Spatial annotation entries:
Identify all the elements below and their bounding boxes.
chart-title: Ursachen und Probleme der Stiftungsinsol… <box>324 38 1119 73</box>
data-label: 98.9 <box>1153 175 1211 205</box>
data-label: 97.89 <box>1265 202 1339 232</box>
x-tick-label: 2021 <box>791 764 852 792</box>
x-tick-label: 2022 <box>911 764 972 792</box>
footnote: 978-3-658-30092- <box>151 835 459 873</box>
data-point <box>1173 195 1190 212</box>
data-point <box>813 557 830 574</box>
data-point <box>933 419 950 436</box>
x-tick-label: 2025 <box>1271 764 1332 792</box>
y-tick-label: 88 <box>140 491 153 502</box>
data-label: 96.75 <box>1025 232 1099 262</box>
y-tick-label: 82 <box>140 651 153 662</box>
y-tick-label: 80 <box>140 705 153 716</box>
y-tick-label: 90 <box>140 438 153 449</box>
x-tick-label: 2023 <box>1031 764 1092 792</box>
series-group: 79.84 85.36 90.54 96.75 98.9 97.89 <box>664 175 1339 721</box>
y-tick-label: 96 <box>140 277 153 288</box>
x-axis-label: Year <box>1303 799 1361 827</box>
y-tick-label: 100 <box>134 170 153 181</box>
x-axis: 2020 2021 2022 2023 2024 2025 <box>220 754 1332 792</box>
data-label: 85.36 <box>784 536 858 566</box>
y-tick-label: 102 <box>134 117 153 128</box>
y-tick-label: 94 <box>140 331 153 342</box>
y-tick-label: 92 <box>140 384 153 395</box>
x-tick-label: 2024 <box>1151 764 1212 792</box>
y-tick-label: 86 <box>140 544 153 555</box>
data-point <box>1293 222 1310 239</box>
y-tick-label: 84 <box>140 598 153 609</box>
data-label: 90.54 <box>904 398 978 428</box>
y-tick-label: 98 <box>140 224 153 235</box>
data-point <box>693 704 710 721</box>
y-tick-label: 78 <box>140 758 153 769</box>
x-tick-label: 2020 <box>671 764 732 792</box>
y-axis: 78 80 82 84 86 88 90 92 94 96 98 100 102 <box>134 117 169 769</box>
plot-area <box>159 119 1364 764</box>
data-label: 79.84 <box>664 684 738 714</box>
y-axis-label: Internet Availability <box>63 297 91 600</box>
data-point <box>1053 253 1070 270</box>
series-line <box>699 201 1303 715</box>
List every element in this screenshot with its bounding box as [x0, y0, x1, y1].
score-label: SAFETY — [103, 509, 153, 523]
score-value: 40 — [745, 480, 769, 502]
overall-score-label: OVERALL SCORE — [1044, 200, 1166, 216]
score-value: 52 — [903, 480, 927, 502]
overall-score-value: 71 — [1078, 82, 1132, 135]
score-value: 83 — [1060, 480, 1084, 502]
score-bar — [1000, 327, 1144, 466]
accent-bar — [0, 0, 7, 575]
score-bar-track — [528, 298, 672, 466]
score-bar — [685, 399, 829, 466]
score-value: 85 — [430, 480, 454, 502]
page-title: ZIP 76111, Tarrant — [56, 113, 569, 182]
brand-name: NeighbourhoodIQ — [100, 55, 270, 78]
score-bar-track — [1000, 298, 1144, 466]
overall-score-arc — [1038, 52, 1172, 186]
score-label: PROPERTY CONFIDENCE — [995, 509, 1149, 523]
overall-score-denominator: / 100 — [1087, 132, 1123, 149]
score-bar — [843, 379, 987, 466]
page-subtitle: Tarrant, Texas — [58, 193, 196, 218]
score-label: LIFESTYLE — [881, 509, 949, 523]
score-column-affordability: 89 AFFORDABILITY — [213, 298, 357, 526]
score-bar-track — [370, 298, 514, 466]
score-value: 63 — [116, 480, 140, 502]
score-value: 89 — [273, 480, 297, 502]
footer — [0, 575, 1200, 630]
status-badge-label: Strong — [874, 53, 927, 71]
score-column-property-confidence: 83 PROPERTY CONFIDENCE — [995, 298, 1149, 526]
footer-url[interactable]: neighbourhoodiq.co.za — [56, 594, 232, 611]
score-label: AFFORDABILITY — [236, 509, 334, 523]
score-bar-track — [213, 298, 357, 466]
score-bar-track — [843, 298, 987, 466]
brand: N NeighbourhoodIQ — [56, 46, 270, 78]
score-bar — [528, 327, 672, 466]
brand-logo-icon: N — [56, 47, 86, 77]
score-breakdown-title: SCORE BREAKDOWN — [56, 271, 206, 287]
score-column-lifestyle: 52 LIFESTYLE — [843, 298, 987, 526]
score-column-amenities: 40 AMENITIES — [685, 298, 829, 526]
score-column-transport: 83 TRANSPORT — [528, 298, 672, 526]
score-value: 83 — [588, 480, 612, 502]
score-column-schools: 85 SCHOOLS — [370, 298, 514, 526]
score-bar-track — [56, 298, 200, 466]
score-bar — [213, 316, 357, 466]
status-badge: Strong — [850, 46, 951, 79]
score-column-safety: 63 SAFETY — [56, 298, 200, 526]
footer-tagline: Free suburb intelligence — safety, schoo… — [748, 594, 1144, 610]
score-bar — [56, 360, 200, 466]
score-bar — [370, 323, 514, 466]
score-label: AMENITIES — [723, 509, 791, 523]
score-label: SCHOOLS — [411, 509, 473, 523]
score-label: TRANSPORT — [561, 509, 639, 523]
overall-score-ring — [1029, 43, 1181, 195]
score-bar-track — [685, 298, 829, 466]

#### EXERCISE DESCRIPTION:
Can you reproduce all of the material above, line for line, without changing a single character?

#### RESPONSE TO THE EXERCISE:
Identify all the elements below and their bounding boxes.
chart-title: Ursachen und Probleme der Stiftungsinsol… <box>324 38 1119 73</box>
data-label: 98.9 <box>1153 175 1211 205</box>
data-label: 97.89 <box>1265 202 1339 232</box>
x-tick-label: 2021 <box>791 764 852 792</box>
x-tick-label: 2022 <box>911 764 972 792</box>
footnote: 978-3-658-30092- <box>151 835 459 873</box>
data-point <box>1173 195 1190 212</box>
data-point <box>813 557 830 574</box>
data-point <box>933 419 950 436</box>
x-tick-label: 2025 <box>1271 764 1332 792</box>
y-tick-label: 88 <box>140 491 153 502</box>
data-label: 96.75 <box>1025 232 1099 262</box>
y-tick-label: 82 <box>140 651 153 662</box>
y-tick-label: 80 <box>140 705 153 716</box>
y-tick-label: 90 <box>140 438 153 449</box>
x-tick-label: 2023 <box>1031 764 1092 792</box>
series-group: 79.84 85.36 90.54 96.75 98.9 97.89 <box>664 175 1339 721</box>
y-tick-label: 96 <box>140 277 153 288</box>
x-axis-label: Year <box>1303 799 1361 827</box>
y-tick-label: 100 <box>134 170 153 181</box>
x-axis: 2020 2021 2022 2023 2024 2025 <box>220 754 1332 792</box>
data-label: 85.36 <box>784 536 858 566</box>
y-tick-label: 102 <box>134 117 153 128</box>
y-tick-label: 94 <box>140 331 153 342</box>
y-tick-label: 92 <box>140 384 153 395</box>
x-tick-label: 2024 <box>1151 764 1212 792</box>
y-tick-label: 86 <box>140 544 153 555</box>
data-point <box>1293 222 1310 239</box>
y-tick-label: 84 <box>140 598 153 609</box>
data-label: 90.54 <box>904 398 978 428</box>
y-tick-label: 98 <box>140 224 153 235</box>
data-point <box>693 704 710 721</box>
y-tick-label: 78 <box>140 758 153 769</box>
x-tick-label: 2020 <box>671 764 732 792</box>
y-axis: 78 80 82 84 86 88 90 92 94 96 98 100 102 <box>134 117 169 769</box>
plot-area <box>159 119 1364 764</box>
data-label: 79.84 <box>664 684 738 714</box>
y-axis-label: Internet Availability <box>63 297 91 600</box>
data-point <box>1053 253 1070 270</box>
series-line <box>699 201 1303 715</box>
List every element in this screenshot with its bounding box as [x0, y0, x1, y1].
score-label: SAFETY — [103, 509, 153, 523]
score-value: 40 — [745, 480, 769, 502]
overall-score-label: OVERALL SCORE — [1044, 200, 1166, 216]
score-value: 52 — [903, 480, 927, 502]
overall-score-value: 71 — [1078, 82, 1132, 135]
score-value: 83 — [1060, 480, 1084, 502]
score-bar — [1000, 327, 1144, 466]
accent-bar — [0, 0, 7, 575]
score-bar-track — [528, 298, 672, 466]
score-bar — [685, 399, 829, 466]
score-value: 85 — [430, 480, 454, 502]
page-title: ZIP 76111, Tarrant — [56, 113, 569, 182]
brand-name: NeighbourhoodIQ — [100, 55, 270, 78]
score-bar-track — [1000, 298, 1144, 466]
overall-score-arc — [1038, 52, 1172, 186]
score-label: PROPERTY CONFIDENCE — [995, 509, 1149, 523]
overall-score-denominator: / 100 — [1087, 132, 1123, 149]
score-bar — [843, 379, 987, 466]
page-subtitle: Tarrant, Texas — [58, 193, 196, 218]
score-label: LIFESTYLE — [881, 509, 949, 523]
score-column-affordability: 89 AFFORDABILITY — [213, 298, 357, 526]
score-bar-track — [370, 298, 514, 466]
score-value: 63 — [116, 480, 140, 502]
score-value: 89 — [273, 480, 297, 502]
footer — [0, 575, 1200, 630]
status-badge-label: Strong — [874, 53, 927, 71]
score-column-property-confidence: 83 PROPERTY CONFIDENCE — [995, 298, 1149, 526]
footer-url[interactable]: neighbourhoodiq.co.za — [56, 594, 232, 611]
score-label: AFFORDABILITY — [236, 509, 334, 523]
score-bar-track — [213, 298, 357, 466]
score-bar-track — [843, 298, 987, 466]
brand: N NeighbourhoodIQ — [56, 46, 270, 78]
score-bar — [528, 327, 672, 466]
brand-logo-icon: N — [56, 47, 86, 77]
score-breakdown-title: SCORE BREAKDOWN — [56, 271, 206, 287]
score-column-lifestyle: 52 LIFESTYLE — [843, 298, 987, 526]
score-column-amenities: 40 AMENITIES — [685, 298, 829, 526]
score-column-transport: 83 TRANSPORT — [528, 298, 672, 526]
score-value: 83 — [588, 480, 612, 502]
score-column-schools: 85 SCHOOLS — [370, 298, 514, 526]
score-bar-track — [56, 298, 200, 466]
score-bar — [213, 316, 357, 466]
status-badge: Strong — [850, 46, 951, 79]
score-column-safety: 63 SAFETY — [56, 298, 200, 526]
footer-tagline: Free suburb intelligence — safety, schoo… — [748, 594, 1144, 610]
score-bar — [56, 360, 200, 466]
score-bar — [370, 323, 514, 466]
score-label: AMENITIES — [723, 509, 791, 523]
score-label: SCHOOLS — [411, 509, 473, 523]
score-label: TRANSPORT — [561, 509, 639, 523]
overall-score-ring — [1029, 43, 1181, 195]
score-bar-track — [685, 298, 829, 466]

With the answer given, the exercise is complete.